» Job:
Only the number is wanted: how many lines contain the word "Artia"?

» Records for this exercise:
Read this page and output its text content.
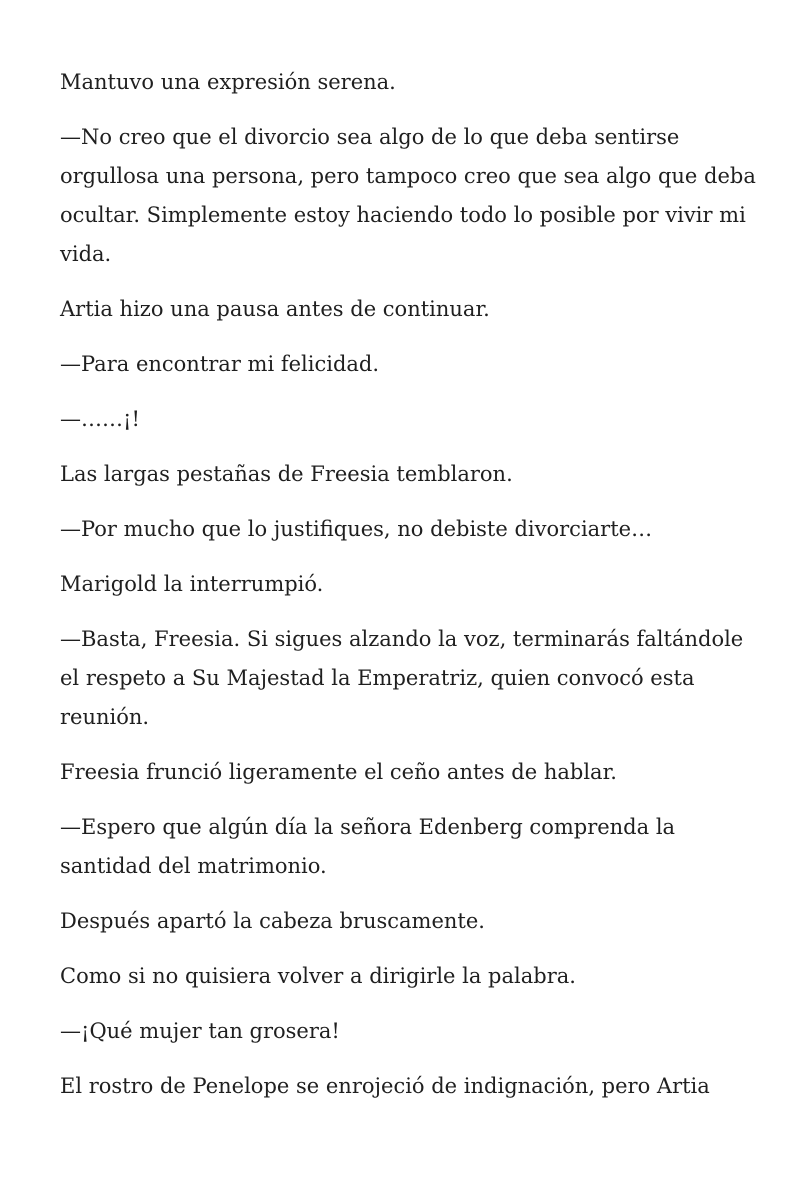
Mantuvo una expresión serena.

—No creo que el divorcio sea algo de lo que deba sentirse orgullosa una persona, pero tampoco creo que sea algo que deba ocultar. Simplemente estoy haciendo todo lo posible por vivir mi vida.

Artia hizo una pausa antes de continuar.

—Para encontrar mi felicidad.

—……¡!

Las largas pestañas de Freesia temblaron.

—Por mucho que lo justifiques, no debiste divorciarte…

Marigold la interrumpió.

—Basta, Freesia. Si sigues alzando la voz, terminarás faltándole el respeto a Su Majestad la Emperatriz, quien convocó esta reunión.

Freesia frunció ligeramente el ceño antes de hablar.

—Espero que algún día la señora Edenberg comprenda la santidad del matrimonio.

Después apartó la cabeza bruscamente.

Como si no quisiera volver a dirigirle la palabra.

—¡Qué mujer tan grosera!

El rostro de Penelope se enrojeció de indignación, pero Artia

» Written answer:
2